## Data provided
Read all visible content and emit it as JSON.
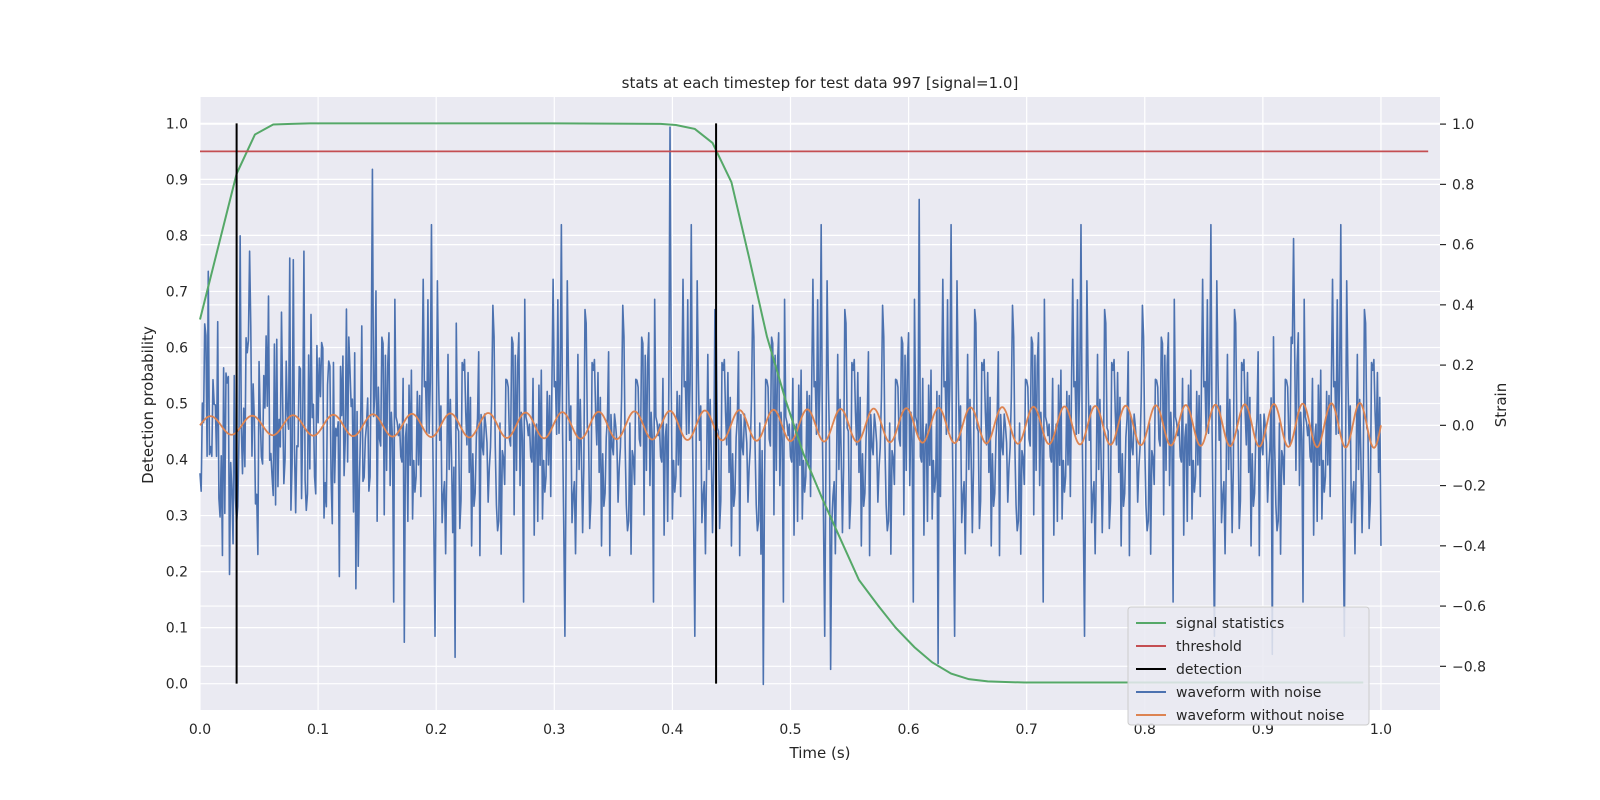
{
  "chart_data": {
    "type": "line",
    "title": "stats at each timestep for test data 997 [signal=1.0]",
    "xlabel": "Time (s)",
    "ylabel_left": "Detection probability",
    "ylabel_right": "Strain",
    "xlim": [
      0.0,
      1.05
    ],
    "ylim_left": [
      -0.047,
      1.047
    ],
    "ylim_right": [
      -0.945,
      1.09
    ],
    "xticks": [
      "0.0",
      "0.1",
      "0.2",
      "0.3",
      "0.4",
      "0.5",
      "0.6",
      "0.7",
      "0.8",
      "0.9",
      "1.0"
    ],
    "yticks_left": [
      "0.0",
      "0.1",
      "0.2",
      "0.3",
      "0.4",
      "0.5",
      "0.6",
      "0.7",
      "0.8",
      "0.9",
      "1.0"
    ],
    "yticks_right": [
      "−0.8",
      "−0.6",
      "−0.4",
      "−0.2",
      "0.0",
      "0.2",
      "0.4",
      "0.6",
      "0.8",
      "1.0"
    ],
    "grid": true,
    "legend_position": "lower-right",
    "series": [
      {
        "name": "signal statistics",
        "axis": "left",
        "color": "#55a868",
        "x": [
          0.0,
          0.0155,
          0.031,
          0.0465,
          0.062,
          0.0775,
          0.093,
          0.2,
          0.3,
          0.39,
          0.403,
          0.419,
          0.434,
          0.45,
          0.465,
          0.48,
          0.496,
          0.511,
          0.527,
          0.543,
          0.558,
          0.574,
          0.589,
          0.605,
          0.62,
          0.636,
          0.651,
          0.667,
          0.682,
          0.698,
          0.8,
          0.9,
          0.95,
          0.985
        ],
        "y": [
          0.65,
          0.78,
          0.91,
          0.98,
          0.998,
          0.999,
          1.0,
          1.0,
          1.0,
          0.999,
          0.997,
          0.99,
          0.965,
          0.895,
          0.76,
          0.62,
          0.505,
          0.41,
          0.33,
          0.255,
          0.185,
          0.14,
          0.1,
          0.065,
          0.038,
          0.018,
          0.008,
          0.004,
          0.003,
          0.002,
          0.002,
          0.002,
          0.002,
          0.002
        ]
      },
      {
        "name": "threshold",
        "axis": "left",
        "color": "#c44e52",
        "x": [
          0.0,
          1.04
        ],
        "y": [
          0.95,
          0.95
        ]
      },
      {
        "name": "detection",
        "axis": "left",
        "color": "#000000",
        "segments": [
          {
            "x": 0.031,
            "y0": 0.0,
            "y1": 1.0
          },
          {
            "x": 0.437,
            "y0": 0.0,
            "y1": 1.0
          }
        ]
      },
      {
        "name": "waveform with noise",
        "axis": "right",
        "color": "#4c72b0",
        "x_start": 0.0,
        "x_end": 1.0,
        "peaks": [
          {
            "x": 0.146,
            "y": 0.85
          },
          {
            "x": 0.398,
            "y": 0.99
          },
          {
            "x": 0.609,
            "y": 0.75
          },
          {
            "x": 0.477,
            "y": -0.86
          },
          {
            "x": 0.534,
            "y": -0.81
          },
          {
            "x": 0.625,
            "y": -0.79
          },
          {
            "x": 0.216,
            "y": -0.77
          },
          {
            "x": 0.173,
            "y": -0.72
          },
          {
            "x": 0.908,
            "y": -0.76
          },
          {
            "x": 0.926,
            "y": 0.62
          },
          {
            "x": 0.079,
            "y": 0.55
          }
        ]
      },
      {
        "name": "waveform without noise",
        "axis": "right",
        "color": "#dd8452",
        "x_start": 0.0,
        "x_end": 1.0,
        "amplitude_start": 0.03,
        "amplitude_end": 0.075,
        "cycles": 35
      }
    ]
  }
}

## What the exercise asks
Which lines above contain "signal"? Show each of them.

## Worked answer
    "title": "stats at each timestep for test data 997 [signal=1.0]",
        "name": "signal statistics",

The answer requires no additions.